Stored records
· · · · · · ·

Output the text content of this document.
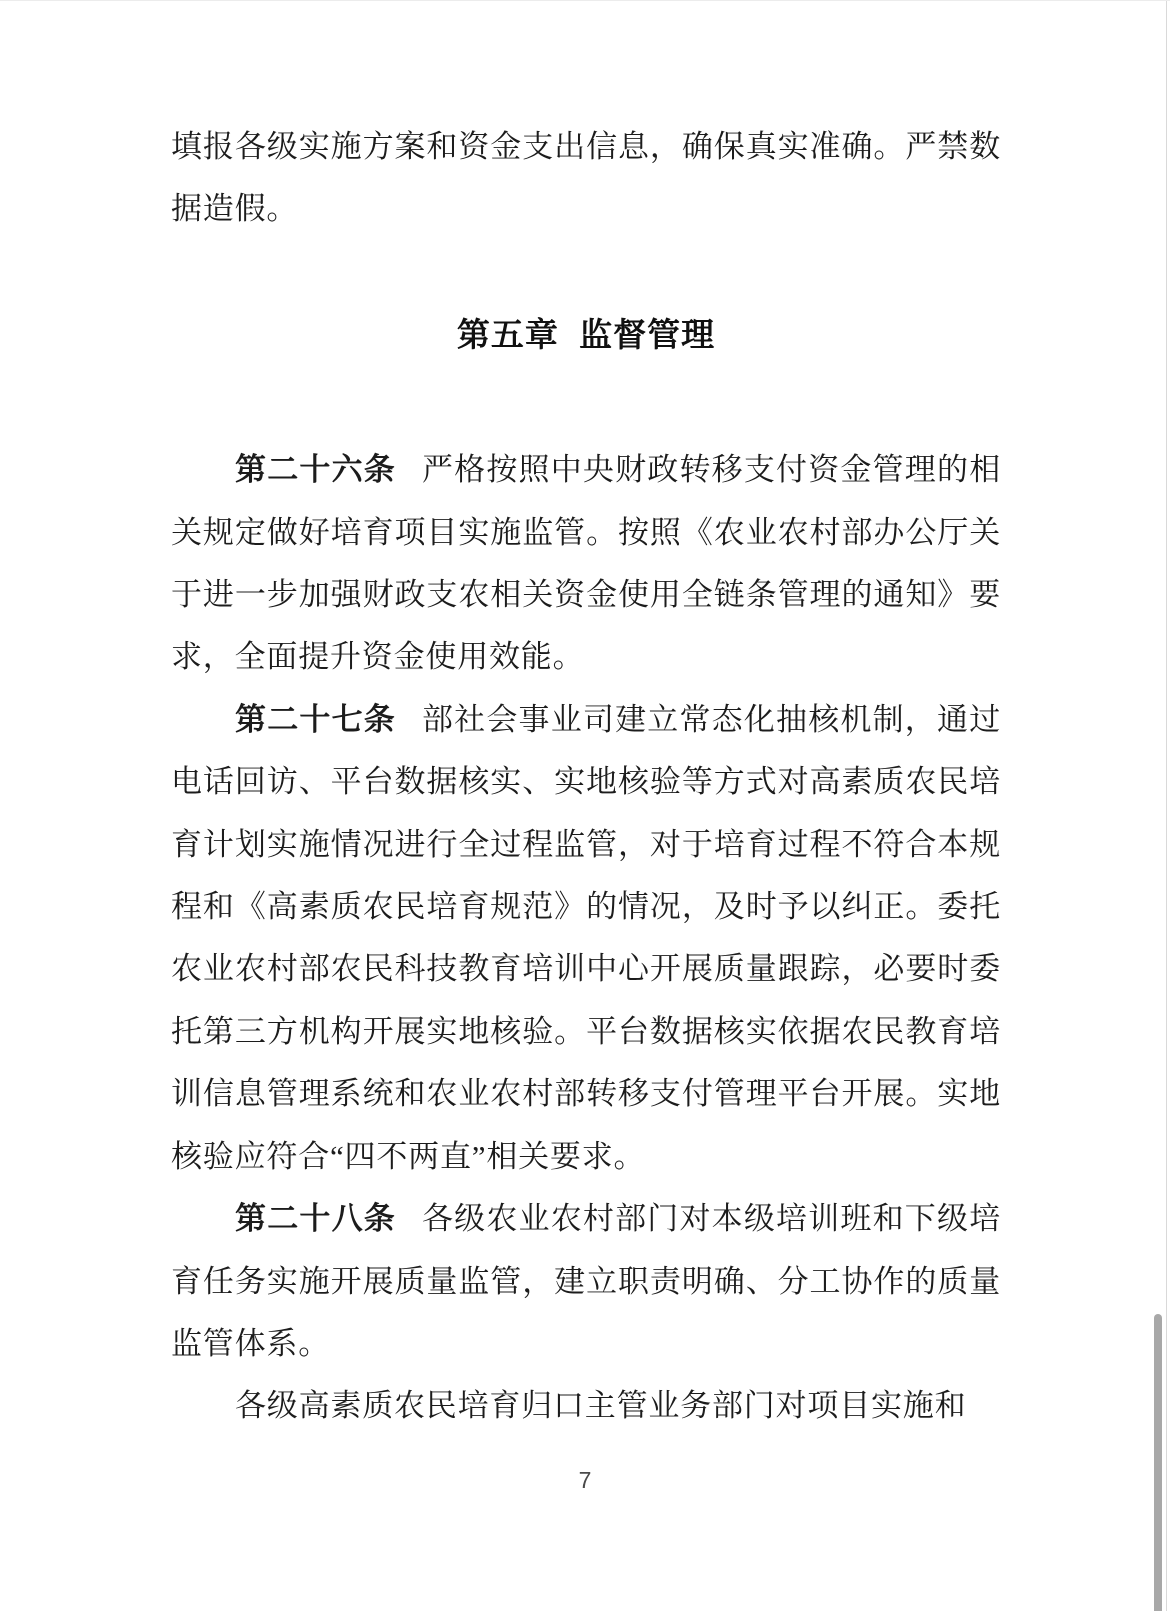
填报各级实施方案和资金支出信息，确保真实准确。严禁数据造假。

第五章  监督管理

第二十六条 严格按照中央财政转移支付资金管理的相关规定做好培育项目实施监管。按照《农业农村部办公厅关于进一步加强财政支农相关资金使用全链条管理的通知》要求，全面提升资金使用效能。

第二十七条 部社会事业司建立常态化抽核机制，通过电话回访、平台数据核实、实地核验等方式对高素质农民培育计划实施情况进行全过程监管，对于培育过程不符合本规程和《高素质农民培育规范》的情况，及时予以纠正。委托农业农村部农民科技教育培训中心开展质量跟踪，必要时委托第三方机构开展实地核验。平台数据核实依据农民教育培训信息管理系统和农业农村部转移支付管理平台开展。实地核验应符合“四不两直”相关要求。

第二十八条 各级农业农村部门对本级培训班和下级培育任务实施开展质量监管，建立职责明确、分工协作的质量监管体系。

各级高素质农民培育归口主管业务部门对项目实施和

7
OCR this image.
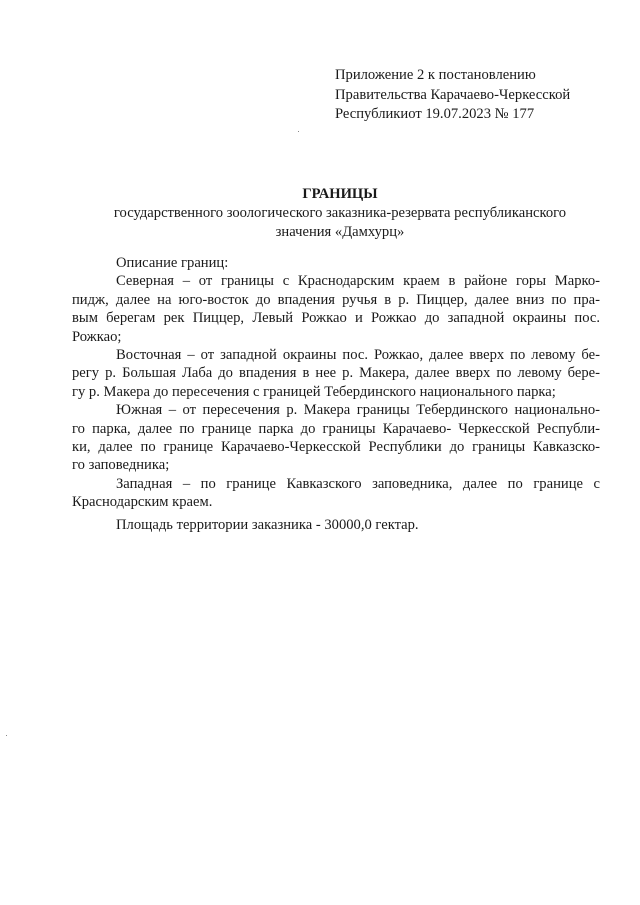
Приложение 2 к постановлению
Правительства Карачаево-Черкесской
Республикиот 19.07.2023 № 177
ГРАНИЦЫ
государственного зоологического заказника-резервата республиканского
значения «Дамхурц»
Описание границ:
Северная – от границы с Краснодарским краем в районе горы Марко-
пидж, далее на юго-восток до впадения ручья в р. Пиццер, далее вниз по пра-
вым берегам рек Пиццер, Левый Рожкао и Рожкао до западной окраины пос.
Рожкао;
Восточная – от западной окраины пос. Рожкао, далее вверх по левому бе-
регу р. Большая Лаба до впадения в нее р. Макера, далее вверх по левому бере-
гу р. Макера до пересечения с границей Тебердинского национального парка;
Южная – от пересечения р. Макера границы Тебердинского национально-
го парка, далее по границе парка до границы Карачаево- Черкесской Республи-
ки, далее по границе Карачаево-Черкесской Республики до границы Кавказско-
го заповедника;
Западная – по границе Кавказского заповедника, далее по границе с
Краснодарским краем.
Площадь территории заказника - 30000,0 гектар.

· · · · · · ·

Repeat the data exactly, excluding the pictures.

Output the text content of this document.
填报各级实施方案和资金支出信息，确保真实准确。严禁数据造假。

第五章  监督管理

第二十六条 严格按照中央财政转移支付资金管理的相关规定做好培育项目实施监管。按照《农业农村部办公厅关于进一步加强财政支农相关资金使用全链条管理的通知》要求，全面提升资金使用效能。

第二十七条 部社会事业司建立常态化抽核机制，通过电话回访、平台数据核实、实地核验等方式对高素质农民培育计划实施情况进行全过程监管，对于培育过程不符合本规程和《高素质农民培育规范》的情况，及时予以纠正。委托农业农村部农民科技教育培训中心开展质量跟踪，必要时委托第三方机构开展实地核验。平台数据核实依据农民教育培训信息管理系统和农业农村部转移支付管理平台开展。实地核验应符合“四不两直”相关要求。

第二十八条 各级农业农村部门对本级培训班和下级培育任务实施开展质量监管，建立职责明确、分工协作的质量监管体系。

各级高素质农民培育归口主管业务部门对项目实施和

7
OCR this image.
Приложение 2 к постановлению
Правительства Карачаево-Черкесской
Республикиот 19.07.2023 № 177
ГРАНИЦЫ
государственного зоологического заказника-резервата республиканского
значения «Дамхурц»
Описание границ:
Северная – от границы с Краснодарским краем в районе горы Марко-
пидж, далее на юго-восток до впадения ручья в р. Пиццер, далее вниз по пра-
вым берегам рек Пиццер, Левый Рожкао и Рожкао до западной окраины пос.
Рожкао;
Восточная – от западной окраины пос. Рожкао, далее вверх по левому бе-
регу р. Большая Лаба до впадения в нее р. Макера, далее вверх по левому бере-
гу р. Макера до пересечения с границей Тебердинского национального парка;
Южная – от пересечения р. Макера границы Тебердинского национально-
го парка, далее по границе парка до границы Карачаево- Черкесской Республи-
ки, далее по границе Карачаево-Черкесской Республики до границы Кавказско-
го заповедника;
Западная – по границе Кавказского заповедника, далее по границе с
Краснодарским краем.
Площадь территории заказника - 30000,0 гектар.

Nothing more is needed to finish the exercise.